━━━ WORKING DATA ━━━

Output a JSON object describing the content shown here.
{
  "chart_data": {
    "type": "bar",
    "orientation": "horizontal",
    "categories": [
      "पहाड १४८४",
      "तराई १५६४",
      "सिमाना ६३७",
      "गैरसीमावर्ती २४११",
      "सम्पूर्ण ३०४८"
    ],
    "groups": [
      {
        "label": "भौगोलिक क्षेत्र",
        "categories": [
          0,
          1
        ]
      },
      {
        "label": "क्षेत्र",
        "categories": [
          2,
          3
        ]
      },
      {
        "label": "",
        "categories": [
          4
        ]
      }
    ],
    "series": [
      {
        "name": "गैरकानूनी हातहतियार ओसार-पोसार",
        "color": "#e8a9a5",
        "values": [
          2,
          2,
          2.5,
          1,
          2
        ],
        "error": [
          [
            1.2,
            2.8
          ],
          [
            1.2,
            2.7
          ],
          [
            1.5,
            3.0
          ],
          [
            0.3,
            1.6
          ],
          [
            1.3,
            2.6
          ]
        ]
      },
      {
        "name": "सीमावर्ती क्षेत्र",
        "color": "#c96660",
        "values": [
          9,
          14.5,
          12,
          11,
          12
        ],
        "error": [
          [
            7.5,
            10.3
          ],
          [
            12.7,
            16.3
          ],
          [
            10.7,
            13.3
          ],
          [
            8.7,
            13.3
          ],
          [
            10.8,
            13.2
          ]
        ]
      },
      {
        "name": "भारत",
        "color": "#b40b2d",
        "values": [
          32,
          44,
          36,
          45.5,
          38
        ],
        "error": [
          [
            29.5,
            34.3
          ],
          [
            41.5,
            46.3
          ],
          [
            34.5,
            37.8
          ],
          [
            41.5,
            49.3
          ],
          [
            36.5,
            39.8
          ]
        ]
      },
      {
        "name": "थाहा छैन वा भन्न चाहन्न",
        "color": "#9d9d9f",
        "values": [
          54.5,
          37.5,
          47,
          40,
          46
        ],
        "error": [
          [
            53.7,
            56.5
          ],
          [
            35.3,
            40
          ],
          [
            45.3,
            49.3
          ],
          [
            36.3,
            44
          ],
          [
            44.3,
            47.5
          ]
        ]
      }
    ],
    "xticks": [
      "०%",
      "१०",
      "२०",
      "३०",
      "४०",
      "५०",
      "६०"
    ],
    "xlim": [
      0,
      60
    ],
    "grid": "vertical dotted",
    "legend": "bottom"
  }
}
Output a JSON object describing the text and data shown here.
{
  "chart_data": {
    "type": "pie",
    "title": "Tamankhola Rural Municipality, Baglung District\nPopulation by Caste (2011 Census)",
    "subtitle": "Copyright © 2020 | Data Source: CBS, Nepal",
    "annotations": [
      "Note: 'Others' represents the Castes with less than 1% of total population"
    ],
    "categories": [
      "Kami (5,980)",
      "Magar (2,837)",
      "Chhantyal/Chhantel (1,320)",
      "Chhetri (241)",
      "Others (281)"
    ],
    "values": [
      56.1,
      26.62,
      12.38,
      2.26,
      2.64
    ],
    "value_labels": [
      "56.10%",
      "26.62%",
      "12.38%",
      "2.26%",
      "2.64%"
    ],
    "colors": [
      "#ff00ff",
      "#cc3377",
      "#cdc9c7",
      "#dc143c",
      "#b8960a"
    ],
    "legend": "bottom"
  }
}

━━━

▶ [WORK REQUIRED]: Transcribe every entry exactly, omitting nothing.

▶ [EXERCISE OUTPUT]:
Output a JSON object describing the content shown here.
{
  "chart_data": {
    "type": "bar",
    "orientation": "horizontal",
    "categories": [
      "पहाड १४८४",
      "तराई १५६४",
      "सिमाना ६३७",
      "गैरसीमावर्ती २४११",
      "सम्पूर्ण ३०४८"
    ],
    "groups": [
      {
        "label": "भौगोलिक क्षेत्र",
        "categories": [
          0,
          1
        ]
      },
      {
        "label": "क्षेत्र",
        "categories": [
          2,
          3
        ]
      },
      {
        "label": "",
        "categories": [
          4
        ]
      }
    ],
    "series": [
      {
        "name": "गैरकानूनी हातहतियार ओसार-पोसार",
        "color": "#e8a9a5",
        "values": [
          2,
          2,
          2.5,
          1,
          2
        ],
        "error": [
          [
            1.2,
            2.8
          ],
          [
            1.2,
            2.7
          ],
          [
            1.5,
            3.0
          ],
          [
            0.3,
            1.6
          ],
          [
            1.3,
            2.6
          ]
        ]
      },
      {
        "name": "सीमावर्ती क्षेत्र",
        "color": "#c96660",
        "values": [
          9,
          14.5,
          12,
          11,
          12
        ],
        "error": [
          [
            7.5,
            10.3
          ],
          [
            12.7,
            16.3
          ],
          [
            10.7,
            13.3
          ],
          [
            8.7,
            13.3
          ],
          [
            10.8,
            13.2
          ]
        ]
      },
      {
        "name": "भारत",
        "color": "#b40b2d",
        "values": [
          32,
          44,
          36,
          45.5,
          38
        ],
        "error": [
          [
            29.5,
            34.3
          ],
          [
            41.5,
            46.3
          ],
          [
            34.5,
            37.8
          ],
          [
            41.5,
            49.3
          ],
          [
            36.5,
            39.8
          ]
        ]
      },
      {
        "name": "थाहा छैन वा भन्न चाहन्न",
        "color": "#9d9d9f",
        "values": [
          54.5,
          37.5,
          47,
          40,
          46
        ],
        "error": [
          [
            53.7,
            56.5
          ],
          [
            35.3,
            40
          ],
          [
            45.3,
            49.3
          ],
          [
            36.3,
            44
          ],
          [
            44.3,
            47.5
          ]
        ]
      }
    ],
    "xticks": [
      "०%",
      "१०",
      "२०",
      "३०",
      "४०",
      "५०",
      "६०"
    ],
    "xlim": [
      0,
      60
    ],
    "grid": "vertical dotted",
    "legend": "bottom"
  }
}
Output a JSON object describing the text and data shown here.
{
  "chart_data": {
    "type": "pie",
    "title": "Tamankhola Rural Municipality, Baglung District\nPopulation by Caste (2011 Census)",
    "subtitle": "Copyright © 2020 | Data Source: CBS, Nepal",
    "annotations": [
      "Note: 'Others' represents the Castes with less than 1% of total population"
    ],
    "categories": [
      "Kami (5,980)",
      "Magar (2,837)",
      "Chhantyal/Chhantel (1,320)",
      "Chhetri (241)",
      "Others (281)"
    ],
    "values": [
      56.1,
      26.62,
      12.38,
      2.26,
      2.64
    ],
    "value_labels": [
      "56.10%",
      "26.62%",
      "12.38%",
      "2.26%",
      "2.64%"
    ],
    "colors": [
      "#ff00ff",
      "#cc3377",
      "#cdc9c7",
      "#dc143c",
      "#b8960a"
    ],
    "legend": "bottom"
  }
}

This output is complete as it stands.